- GOAL OF THE EXERCISE -
Arrange the rows as a numbered list, starting with the first row and ending with the row that contains "page-edge-line [156, 90, 158, 884]". Leave out any blank lines.

- DATA FOR THE TASK -

....................

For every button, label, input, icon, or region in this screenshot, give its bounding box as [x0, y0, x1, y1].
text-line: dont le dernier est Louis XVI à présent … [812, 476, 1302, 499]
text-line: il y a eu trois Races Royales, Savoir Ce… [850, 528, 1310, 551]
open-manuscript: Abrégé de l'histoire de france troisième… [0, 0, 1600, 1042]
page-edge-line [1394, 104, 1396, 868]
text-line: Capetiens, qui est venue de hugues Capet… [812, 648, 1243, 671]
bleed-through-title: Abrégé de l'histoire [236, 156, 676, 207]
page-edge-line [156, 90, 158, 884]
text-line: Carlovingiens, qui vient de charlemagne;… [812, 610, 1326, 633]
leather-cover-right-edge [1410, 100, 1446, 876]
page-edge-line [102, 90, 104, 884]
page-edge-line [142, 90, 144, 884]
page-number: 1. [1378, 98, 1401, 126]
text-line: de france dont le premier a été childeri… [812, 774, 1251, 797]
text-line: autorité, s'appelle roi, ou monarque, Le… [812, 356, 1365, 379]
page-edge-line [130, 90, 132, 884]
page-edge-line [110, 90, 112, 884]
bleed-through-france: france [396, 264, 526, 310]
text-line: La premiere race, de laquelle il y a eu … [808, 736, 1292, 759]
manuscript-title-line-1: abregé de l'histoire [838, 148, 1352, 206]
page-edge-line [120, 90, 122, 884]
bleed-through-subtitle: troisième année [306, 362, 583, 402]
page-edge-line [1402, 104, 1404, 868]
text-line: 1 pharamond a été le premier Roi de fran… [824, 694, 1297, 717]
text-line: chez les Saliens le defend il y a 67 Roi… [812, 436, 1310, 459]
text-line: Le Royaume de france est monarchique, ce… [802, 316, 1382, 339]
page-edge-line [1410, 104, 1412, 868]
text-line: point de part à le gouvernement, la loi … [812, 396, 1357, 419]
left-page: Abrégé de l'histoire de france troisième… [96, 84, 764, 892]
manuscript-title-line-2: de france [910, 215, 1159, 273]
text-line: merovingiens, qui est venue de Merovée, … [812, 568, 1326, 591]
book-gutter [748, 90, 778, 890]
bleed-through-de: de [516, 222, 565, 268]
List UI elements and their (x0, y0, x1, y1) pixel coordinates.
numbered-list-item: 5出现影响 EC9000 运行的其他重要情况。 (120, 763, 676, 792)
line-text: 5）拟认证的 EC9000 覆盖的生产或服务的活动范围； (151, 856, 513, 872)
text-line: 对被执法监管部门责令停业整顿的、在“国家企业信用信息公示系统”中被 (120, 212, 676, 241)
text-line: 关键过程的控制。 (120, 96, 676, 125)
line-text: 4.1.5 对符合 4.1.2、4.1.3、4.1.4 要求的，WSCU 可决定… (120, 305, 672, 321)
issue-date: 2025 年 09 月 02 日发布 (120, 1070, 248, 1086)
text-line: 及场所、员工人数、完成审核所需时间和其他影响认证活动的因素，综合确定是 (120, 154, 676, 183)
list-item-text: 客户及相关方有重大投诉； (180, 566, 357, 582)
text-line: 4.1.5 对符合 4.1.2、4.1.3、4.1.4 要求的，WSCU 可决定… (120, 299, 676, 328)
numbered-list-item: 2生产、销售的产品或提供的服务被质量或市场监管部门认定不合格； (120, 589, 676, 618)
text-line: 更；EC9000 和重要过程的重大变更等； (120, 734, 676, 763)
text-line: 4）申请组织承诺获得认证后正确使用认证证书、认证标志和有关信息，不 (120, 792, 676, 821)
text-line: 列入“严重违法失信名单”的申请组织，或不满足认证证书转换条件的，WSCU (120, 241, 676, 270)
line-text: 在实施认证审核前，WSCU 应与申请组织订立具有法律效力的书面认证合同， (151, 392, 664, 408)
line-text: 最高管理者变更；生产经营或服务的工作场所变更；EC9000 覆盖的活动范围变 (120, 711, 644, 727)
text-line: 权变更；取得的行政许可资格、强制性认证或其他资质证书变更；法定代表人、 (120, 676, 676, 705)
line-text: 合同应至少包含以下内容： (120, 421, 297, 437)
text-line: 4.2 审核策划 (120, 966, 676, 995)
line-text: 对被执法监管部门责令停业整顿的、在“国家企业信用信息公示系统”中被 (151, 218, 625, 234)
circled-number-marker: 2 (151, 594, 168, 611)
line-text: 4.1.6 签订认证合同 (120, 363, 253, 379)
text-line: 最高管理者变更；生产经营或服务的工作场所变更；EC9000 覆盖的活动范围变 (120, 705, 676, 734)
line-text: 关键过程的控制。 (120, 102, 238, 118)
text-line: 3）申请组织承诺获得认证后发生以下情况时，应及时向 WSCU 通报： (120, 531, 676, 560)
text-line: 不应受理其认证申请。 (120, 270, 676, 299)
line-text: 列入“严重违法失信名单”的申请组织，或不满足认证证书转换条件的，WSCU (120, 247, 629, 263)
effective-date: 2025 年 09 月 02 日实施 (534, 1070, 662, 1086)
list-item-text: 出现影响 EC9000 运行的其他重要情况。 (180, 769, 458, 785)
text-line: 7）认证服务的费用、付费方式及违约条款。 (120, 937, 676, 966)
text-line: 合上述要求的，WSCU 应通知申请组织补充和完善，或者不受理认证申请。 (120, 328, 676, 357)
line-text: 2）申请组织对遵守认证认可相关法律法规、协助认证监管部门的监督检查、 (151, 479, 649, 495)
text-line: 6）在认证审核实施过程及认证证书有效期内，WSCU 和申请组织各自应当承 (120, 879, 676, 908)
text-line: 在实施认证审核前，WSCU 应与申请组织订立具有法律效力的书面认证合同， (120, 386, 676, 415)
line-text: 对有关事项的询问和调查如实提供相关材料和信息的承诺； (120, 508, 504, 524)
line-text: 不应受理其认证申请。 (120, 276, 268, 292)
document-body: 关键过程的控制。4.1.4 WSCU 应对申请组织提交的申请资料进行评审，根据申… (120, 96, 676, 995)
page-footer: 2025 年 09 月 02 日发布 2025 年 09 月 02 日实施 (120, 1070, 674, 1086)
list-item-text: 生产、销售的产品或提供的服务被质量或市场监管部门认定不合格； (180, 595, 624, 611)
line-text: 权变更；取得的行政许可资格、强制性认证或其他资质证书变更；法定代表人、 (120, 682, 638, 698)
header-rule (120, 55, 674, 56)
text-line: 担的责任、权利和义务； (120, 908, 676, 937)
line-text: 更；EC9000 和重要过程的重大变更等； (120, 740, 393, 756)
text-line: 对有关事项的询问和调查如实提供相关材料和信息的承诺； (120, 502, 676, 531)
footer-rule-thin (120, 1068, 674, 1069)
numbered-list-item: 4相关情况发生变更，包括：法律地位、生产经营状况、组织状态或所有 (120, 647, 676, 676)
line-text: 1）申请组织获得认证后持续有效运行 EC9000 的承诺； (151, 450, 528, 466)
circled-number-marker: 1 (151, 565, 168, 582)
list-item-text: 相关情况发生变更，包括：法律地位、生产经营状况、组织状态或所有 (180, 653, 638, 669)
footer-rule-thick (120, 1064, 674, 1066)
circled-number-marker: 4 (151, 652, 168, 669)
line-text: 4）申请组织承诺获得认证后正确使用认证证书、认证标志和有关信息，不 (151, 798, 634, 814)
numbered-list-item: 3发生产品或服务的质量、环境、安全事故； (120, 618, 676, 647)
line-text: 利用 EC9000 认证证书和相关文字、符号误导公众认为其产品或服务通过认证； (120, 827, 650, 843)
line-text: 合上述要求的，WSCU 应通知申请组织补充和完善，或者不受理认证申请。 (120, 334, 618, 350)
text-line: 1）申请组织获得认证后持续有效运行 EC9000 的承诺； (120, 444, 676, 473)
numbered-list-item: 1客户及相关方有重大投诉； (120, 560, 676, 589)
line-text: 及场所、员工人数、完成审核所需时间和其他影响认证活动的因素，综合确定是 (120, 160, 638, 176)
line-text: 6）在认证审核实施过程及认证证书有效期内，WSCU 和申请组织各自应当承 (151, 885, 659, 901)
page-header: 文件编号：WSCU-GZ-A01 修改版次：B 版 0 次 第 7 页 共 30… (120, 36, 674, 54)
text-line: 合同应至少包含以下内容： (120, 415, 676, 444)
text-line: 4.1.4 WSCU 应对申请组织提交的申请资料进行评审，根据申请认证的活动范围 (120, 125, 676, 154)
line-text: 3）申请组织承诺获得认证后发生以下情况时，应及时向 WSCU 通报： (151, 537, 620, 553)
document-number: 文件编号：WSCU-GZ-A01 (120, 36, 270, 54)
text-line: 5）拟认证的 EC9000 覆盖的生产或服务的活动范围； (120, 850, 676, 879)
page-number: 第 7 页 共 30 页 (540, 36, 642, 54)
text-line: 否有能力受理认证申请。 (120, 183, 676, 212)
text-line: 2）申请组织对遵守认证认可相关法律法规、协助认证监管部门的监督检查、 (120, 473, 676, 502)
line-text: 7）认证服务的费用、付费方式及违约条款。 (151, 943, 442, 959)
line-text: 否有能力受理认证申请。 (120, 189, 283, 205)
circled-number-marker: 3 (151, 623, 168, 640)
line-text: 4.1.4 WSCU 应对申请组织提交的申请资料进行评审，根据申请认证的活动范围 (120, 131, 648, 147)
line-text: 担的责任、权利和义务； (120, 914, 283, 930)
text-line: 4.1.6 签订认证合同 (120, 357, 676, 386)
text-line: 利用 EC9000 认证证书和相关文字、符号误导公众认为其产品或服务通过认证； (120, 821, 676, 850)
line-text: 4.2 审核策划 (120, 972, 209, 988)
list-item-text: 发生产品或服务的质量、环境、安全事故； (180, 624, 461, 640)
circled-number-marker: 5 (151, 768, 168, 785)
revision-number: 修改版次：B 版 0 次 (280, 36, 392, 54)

....................

- EXERCISE OUTPUT -
1. For every button, label, input, icon, or region in this screenshot, give its bounding box as [x0, y0, x1, y1].
2. text-line: dont le dernier est Louis XVI à présent … [812, 476, 1302, 499]
3. text-line: il y a eu trois Races Royales, Savoir Ce… [850, 528, 1310, 551]
4. open-manuscript: Abrégé de l'histoire de france troisième… [0, 0, 1600, 1042]
5. page-edge-line [1394, 104, 1396, 868]
6. text-line: Capetiens, qui est venue de hugues Capet… [812, 648, 1243, 671]
7. bleed-through-title: Abrégé de l'histoire [236, 156, 676, 207]
8. page-edge-line [156, 90, 158, 884]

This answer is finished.